◆ PROBLEM STATEMENT ◆
Check every line of the entries for "Start", and copy the lines that hold it.

◆ MATERIALS PROVIDED ◆
- - - - -

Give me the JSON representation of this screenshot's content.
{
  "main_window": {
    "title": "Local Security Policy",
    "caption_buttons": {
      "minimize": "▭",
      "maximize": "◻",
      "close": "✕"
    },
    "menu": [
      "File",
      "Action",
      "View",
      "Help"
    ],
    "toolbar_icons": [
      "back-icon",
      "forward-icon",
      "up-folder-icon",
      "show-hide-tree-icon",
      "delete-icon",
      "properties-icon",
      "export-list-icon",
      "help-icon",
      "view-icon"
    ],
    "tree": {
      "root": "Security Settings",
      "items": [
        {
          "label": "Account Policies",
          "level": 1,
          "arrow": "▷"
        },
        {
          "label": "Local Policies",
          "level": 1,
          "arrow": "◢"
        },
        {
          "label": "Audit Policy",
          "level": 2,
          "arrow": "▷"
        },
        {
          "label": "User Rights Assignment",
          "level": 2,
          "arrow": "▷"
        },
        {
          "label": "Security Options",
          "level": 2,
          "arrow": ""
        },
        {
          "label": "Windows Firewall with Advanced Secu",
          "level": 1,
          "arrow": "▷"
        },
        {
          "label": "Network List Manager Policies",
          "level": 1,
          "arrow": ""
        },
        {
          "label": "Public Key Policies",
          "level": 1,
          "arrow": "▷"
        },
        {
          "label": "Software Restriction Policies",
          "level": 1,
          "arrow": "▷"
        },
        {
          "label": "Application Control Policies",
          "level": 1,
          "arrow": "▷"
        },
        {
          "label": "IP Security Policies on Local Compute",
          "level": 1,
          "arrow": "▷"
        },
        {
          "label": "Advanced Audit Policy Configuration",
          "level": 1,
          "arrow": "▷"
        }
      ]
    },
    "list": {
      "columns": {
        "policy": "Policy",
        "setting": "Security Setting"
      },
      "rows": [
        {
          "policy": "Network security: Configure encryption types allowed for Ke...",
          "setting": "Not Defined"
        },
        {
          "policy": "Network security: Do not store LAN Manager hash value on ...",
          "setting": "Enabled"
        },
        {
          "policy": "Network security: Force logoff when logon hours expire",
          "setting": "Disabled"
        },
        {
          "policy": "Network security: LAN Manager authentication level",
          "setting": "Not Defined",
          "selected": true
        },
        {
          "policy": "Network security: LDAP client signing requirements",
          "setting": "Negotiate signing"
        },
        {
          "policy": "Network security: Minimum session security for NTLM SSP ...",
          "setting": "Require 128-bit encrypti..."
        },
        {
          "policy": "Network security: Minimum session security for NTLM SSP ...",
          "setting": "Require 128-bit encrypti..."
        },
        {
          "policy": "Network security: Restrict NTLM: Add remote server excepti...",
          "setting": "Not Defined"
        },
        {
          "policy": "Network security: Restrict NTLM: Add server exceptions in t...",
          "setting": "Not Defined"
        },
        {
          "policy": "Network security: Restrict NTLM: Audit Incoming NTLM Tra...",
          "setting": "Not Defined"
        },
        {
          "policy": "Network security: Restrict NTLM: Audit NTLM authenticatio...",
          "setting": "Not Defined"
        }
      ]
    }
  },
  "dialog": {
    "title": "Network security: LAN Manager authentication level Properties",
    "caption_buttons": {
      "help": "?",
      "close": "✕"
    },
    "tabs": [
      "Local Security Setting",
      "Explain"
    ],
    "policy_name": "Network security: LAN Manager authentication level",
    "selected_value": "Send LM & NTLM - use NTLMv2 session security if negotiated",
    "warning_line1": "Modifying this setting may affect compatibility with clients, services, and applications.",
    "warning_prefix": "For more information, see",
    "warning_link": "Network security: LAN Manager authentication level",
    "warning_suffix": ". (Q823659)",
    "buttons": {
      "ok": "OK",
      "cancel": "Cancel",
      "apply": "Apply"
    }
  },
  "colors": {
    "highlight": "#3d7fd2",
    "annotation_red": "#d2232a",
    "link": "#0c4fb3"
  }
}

- - - - -

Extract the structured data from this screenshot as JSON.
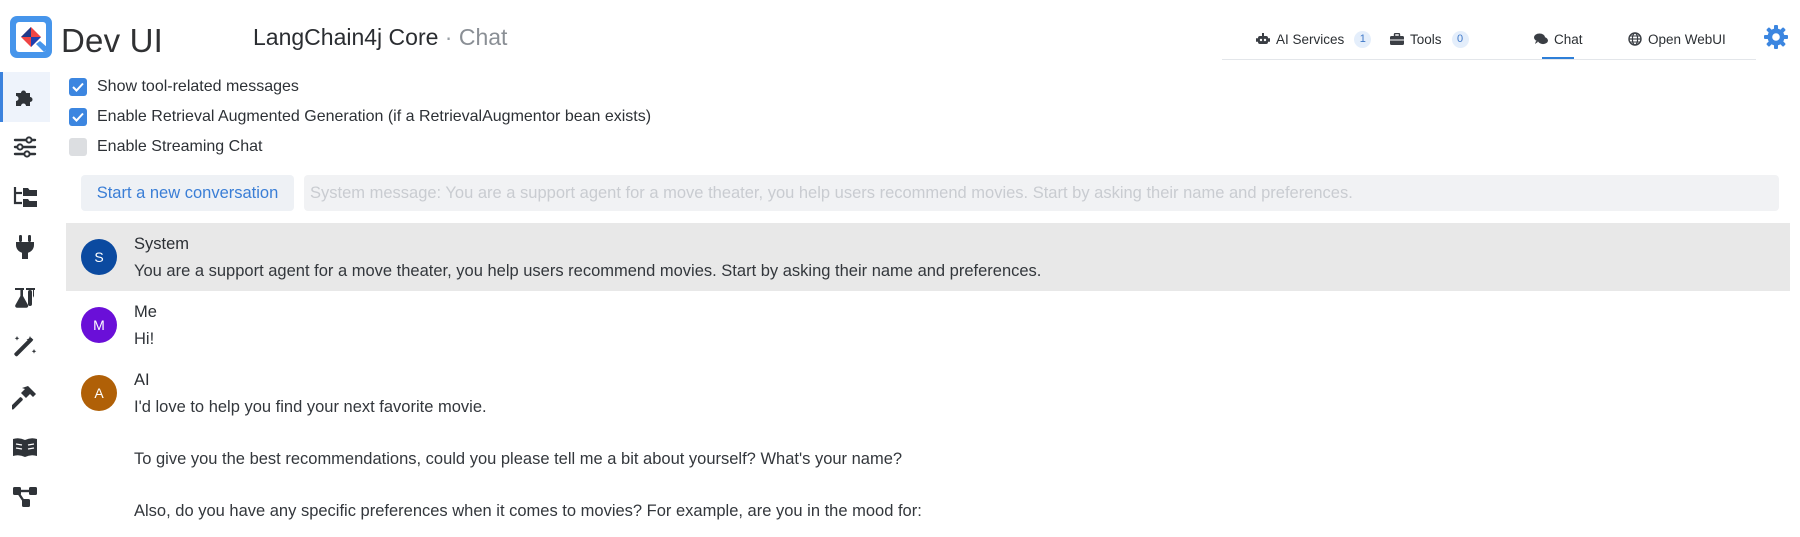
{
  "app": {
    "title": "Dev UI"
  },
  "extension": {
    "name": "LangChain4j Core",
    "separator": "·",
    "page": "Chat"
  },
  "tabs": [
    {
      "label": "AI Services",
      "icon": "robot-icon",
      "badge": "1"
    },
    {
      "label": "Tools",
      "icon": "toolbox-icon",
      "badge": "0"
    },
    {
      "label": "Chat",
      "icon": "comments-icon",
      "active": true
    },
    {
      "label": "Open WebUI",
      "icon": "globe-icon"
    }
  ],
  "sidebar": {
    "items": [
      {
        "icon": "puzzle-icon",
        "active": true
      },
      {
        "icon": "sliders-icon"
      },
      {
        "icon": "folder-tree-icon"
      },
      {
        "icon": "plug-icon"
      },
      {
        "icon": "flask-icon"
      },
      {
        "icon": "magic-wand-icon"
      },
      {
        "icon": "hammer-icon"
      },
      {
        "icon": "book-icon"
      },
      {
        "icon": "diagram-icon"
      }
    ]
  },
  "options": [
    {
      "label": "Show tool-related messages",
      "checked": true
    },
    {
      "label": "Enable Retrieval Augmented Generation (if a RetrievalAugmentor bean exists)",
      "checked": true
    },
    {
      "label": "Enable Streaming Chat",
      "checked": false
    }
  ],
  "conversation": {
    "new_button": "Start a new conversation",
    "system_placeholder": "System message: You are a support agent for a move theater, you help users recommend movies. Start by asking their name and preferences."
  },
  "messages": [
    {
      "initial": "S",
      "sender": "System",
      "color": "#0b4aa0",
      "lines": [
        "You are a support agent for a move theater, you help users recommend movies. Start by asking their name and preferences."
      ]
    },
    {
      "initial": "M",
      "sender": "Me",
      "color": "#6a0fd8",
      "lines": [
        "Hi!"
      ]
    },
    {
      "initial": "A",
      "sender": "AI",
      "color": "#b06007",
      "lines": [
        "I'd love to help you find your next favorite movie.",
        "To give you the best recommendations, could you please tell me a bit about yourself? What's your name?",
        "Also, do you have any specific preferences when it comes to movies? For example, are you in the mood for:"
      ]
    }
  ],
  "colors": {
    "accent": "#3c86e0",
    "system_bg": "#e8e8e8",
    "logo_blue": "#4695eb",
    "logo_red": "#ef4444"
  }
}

- - - - -

◆ WORKED ANSWER ◆
    "new_button": "Start a new conversation",
    "system_placeholder": "System message: You are a support agent for a move theater, you help users recommend movies. Start by asking their name and preferences."
        "You are a support agent for a move theater, you help users recommend movies. Start by asking their name and preferences."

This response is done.